◆ **Job 1**:
Answer these from the text on the American Roller internal brand, one line each:
(a) Since what year has American Roller been keeping American businesses rolling?
(b) What short name did "The American Roller Way" become?
(c) What is the brand's tagline?
◆ **Job 2**:
In the text on the American Roller internal brand, repeat the passage between "The strategy with" and "the video script.", inclusive.
◆ **Job 3**:
Turn the paragraph of the text on the American Roller internal brand that begins "The strategy with the client was clear" into a short list that keeps its main facts.

◆ **Text shown**:
- - -

// Internal Brand / Manufacturing
American Roller Company needed more than a logo refresh. They needed an internal brand that could rally 200+ employees around a shared identity, arm an at-times old-school sales force with a new vocabulary, and build buy-in from the shop floor to the C-suite before anything went external.
The Challenge
American Roller has been keeping American businesses rolling since 1938. But after 85+ years, the company's identity was more institutional memory than articulated brand. Different divisions described the company differently. The sales team, many of whom had been with the company for decades, relied on relationships and technical expertise rather than any unified brand story.
The strategy with the client was clear: launch a full brand refresh internally first. Get buy-in from employees. Give the sales force a new way to articulate what sets American Roller apart. Only then take it external. The internal launch had to feel like a real event, not a memo from corporate.
My Role
I developed the brand positioning, naming convention, voice guidelines, and all launch campaign copy. "The American Roller Way" became "ARWay" for short, a name that gave employees something to rally around. I wrote the brand snapshot, character words, tagline, pillar phrases, and then built the entire internal launch campaign: a multi-touch email sequence, a 36" illustrated poster, and the video script.
Brand Foundation
The brand voice centers on eight character words: Proud, Resilient, United, Honest, Specialized, Steadfast, Forward-Looking, and Seasoned. Three pillar phrases carry the positioning: "Creating Your Future," "Powered by Partnership," and "Committing to Excellence." The tagline, "Keeping Businesses Rolling," ties it all back to the company's core promise.

- - -

◆ **Supplied material**:
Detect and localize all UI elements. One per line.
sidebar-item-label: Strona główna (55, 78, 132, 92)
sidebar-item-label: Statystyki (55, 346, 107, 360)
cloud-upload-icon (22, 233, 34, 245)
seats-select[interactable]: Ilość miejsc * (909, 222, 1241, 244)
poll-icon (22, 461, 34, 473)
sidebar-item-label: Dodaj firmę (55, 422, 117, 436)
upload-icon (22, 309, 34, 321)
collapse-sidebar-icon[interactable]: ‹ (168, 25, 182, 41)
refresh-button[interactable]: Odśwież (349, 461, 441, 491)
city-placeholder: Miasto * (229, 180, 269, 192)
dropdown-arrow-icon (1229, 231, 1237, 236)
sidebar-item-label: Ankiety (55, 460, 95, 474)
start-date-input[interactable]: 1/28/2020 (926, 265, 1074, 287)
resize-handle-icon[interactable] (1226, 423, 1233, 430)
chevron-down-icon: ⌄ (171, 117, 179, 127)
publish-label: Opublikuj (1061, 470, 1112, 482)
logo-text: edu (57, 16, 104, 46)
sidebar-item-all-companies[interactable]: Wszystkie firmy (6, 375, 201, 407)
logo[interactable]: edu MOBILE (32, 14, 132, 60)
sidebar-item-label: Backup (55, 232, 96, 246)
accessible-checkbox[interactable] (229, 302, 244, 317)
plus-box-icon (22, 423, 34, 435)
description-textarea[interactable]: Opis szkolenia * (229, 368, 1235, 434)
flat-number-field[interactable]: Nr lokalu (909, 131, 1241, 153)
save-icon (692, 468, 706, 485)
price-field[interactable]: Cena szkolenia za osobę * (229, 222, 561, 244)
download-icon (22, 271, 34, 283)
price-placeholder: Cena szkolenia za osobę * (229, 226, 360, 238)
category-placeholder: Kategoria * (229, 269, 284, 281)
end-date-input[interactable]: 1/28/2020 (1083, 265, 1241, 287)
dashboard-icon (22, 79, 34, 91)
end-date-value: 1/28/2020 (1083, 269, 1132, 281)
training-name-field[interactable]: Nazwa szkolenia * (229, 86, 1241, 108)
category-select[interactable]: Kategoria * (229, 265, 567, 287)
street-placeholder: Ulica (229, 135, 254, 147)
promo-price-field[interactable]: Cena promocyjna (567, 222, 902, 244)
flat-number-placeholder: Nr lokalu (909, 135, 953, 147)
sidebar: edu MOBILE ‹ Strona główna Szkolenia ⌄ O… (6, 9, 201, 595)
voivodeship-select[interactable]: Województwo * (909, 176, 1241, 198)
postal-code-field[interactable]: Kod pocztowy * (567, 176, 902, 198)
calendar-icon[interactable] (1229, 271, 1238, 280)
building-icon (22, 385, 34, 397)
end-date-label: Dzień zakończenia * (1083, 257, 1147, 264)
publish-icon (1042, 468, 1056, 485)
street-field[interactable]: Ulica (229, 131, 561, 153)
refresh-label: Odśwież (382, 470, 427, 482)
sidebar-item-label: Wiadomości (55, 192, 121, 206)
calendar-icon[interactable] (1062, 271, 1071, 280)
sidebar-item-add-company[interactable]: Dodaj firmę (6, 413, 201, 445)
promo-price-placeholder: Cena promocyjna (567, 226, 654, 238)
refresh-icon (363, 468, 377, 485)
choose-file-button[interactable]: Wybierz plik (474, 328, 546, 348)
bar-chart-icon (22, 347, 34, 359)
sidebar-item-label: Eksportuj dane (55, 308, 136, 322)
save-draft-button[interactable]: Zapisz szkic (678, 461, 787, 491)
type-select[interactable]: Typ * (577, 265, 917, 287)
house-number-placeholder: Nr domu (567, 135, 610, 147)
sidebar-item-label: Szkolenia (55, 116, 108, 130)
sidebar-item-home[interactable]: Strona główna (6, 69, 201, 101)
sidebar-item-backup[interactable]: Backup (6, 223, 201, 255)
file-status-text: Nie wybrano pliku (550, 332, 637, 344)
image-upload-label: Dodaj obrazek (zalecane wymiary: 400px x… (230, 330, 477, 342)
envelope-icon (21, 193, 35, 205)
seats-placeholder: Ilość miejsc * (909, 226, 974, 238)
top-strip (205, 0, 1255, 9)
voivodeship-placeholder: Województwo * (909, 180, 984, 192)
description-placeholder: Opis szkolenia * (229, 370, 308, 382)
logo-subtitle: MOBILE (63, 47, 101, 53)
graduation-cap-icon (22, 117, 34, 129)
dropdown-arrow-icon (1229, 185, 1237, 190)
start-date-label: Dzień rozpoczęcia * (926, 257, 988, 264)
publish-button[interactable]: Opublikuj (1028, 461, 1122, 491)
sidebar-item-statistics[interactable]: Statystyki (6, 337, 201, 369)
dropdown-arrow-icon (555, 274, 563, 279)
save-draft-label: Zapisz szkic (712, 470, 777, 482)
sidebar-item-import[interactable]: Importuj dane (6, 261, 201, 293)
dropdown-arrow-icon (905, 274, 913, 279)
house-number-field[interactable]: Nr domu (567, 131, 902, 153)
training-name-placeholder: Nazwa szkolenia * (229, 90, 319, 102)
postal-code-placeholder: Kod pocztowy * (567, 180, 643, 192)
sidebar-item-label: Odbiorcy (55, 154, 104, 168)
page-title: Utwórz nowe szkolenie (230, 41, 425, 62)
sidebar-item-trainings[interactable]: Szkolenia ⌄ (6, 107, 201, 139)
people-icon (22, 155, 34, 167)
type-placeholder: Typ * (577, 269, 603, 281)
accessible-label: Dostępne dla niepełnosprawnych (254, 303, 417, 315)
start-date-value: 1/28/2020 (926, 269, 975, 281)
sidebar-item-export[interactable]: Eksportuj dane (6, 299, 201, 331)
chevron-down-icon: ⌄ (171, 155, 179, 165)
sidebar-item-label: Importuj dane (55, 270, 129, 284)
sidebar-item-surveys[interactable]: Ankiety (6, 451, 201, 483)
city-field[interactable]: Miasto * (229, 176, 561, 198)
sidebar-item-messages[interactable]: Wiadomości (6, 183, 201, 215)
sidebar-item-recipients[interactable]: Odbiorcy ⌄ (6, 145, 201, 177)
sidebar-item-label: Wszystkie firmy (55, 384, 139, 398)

- - -

◆ **Full response 1**:
(a) Since 1938.
(b) ARWay.
(c) "Keeping Businesses Rolling."

◆ **Full response 2**:
The strategy with the client was clear: launch a full brand refresh internally first. Get buy-in from employees. Give the sales force a new way to articulate what sets American Roller apart. Only then take it external. The internal launch had to feel like a real event, not a memo from corporate.
My Role
I developed the brand positioning, naming convention, voice guidelines, and all launch campaign copy. "The American Roller Way" became "ARWay" for short, a name that gave employees something to rally around. I wrote the brand snapshot, character words, tagline, pillar phrases, and then built the entire internal launch campaign: a multi-touch email sequence, a 36" illustrated poster, and the video script.

◆ **Full response 3**:
- Launch the full brand refresh internally first.
- Get buy-in from employees.
- Give the sales force a new way to articulate what sets American Roller apart.
- Only then take the brand external.
- Make the internal launch feel like a real event, not a memo from corporate.